Return each entry exactly, omitting nothing.

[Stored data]
START

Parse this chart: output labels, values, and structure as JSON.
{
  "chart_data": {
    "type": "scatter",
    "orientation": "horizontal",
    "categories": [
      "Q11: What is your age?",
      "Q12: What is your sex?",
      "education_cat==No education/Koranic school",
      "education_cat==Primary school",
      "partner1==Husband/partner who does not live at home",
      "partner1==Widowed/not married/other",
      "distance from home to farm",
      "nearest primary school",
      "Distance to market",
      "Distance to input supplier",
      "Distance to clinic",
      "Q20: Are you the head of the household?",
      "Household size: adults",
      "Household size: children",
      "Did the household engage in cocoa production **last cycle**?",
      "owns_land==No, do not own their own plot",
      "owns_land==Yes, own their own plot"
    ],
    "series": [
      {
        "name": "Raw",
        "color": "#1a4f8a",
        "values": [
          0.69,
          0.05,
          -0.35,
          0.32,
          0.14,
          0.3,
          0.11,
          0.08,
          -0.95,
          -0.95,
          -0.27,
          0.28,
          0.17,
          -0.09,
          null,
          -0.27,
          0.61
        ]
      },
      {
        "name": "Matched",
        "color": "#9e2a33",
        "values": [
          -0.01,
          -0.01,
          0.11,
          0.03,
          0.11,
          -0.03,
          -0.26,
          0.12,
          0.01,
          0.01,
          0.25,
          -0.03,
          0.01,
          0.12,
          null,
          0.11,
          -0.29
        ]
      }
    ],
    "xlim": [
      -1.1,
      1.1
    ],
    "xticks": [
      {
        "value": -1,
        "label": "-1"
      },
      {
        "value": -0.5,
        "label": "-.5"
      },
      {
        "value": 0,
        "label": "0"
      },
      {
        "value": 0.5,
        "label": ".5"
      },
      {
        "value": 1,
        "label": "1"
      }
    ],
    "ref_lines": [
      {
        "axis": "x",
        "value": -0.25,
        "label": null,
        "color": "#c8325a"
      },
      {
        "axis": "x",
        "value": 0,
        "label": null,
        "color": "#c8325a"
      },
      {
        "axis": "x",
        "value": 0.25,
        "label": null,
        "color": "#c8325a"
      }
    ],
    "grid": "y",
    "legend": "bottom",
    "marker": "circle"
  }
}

END

## OUTPUT OF THE EXERCISE
Parse this chart: output labels, values, and structure as JSON.
{
  "chart_data": {
    "type": "scatter",
    "orientation": "horizontal",
    "categories": [
      "Q11: What is your age?",
      "Q12: What is your sex?",
      "education_cat==No education/Koranic school",
      "education_cat==Primary school",
      "partner1==Husband/partner who does not live at home",
      "partner1==Widowed/not married/other",
      "distance from home to farm",
      "nearest primary school",
      "Distance to market",
      "Distance to input supplier",
      "Distance to clinic",
      "Q20: Are you the head of the household?",
      "Household size: adults",
      "Household size: children",
      "Did the household engage in cocoa production **last cycle**?",
      "owns_land==No, do not own their own plot",
      "owns_land==Yes, own their own plot"
    ],
    "series": [
      {
        "name": "Raw",
        "color": "#1a4f8a",
        "values": [
          0.69,
          0.05,
          -0.35,
          0.32,
          0.14,
          0.3,
          0.11,
          0.08,
          -0.95,
          -0.95,
          -0.27,
          0.28,
          0.17,
          -0.09,
          null,
          -0.27,
          0.61
        ]
      },
      {
        "name": "Matched",
        "color": "#9e2a33",
        "values": [
          -0.01,
          -0.01,
          0.11,
          0.03,
          0.11,
          -0.03,
          -0.26,
          0.12,
          0.01,
          0.01,
          0.25,
          -0.03,
          0.01,
          0.12,
          null,
          0.11,
          -0.29
        ]
      }
    ],
    "xlim": [
      -1.1,
      1.1
    ],
    "xticks": [
      {
        "value": -1,
        "label": "-1"
      },
      {
        "value": -0.5,
        "label": "-.5"
      },
      {
        "value": 0,
        "label": "0"
      },
      {
        "value": 0.5,
        "label": ".5"
      },
      {
        "value": 1,
        "label": "1"
      }
    ],
    "ref_lines": [
      {
        "axis": "x",
        "value": -0.25,
        "label": null,
        "color": "#c8325a"
      },
      {
        "axis": "x",
        "value": 0,
        "label": null,
        "color": "#c8325a"
      },
      {
        "axis": "x",
        "value": 0.25,
        "label": null,
        "color": "#c8325a"
      }
    ],
    "grid": "y",
    "legend": "bottom",
    "marker": "circle"
  }
}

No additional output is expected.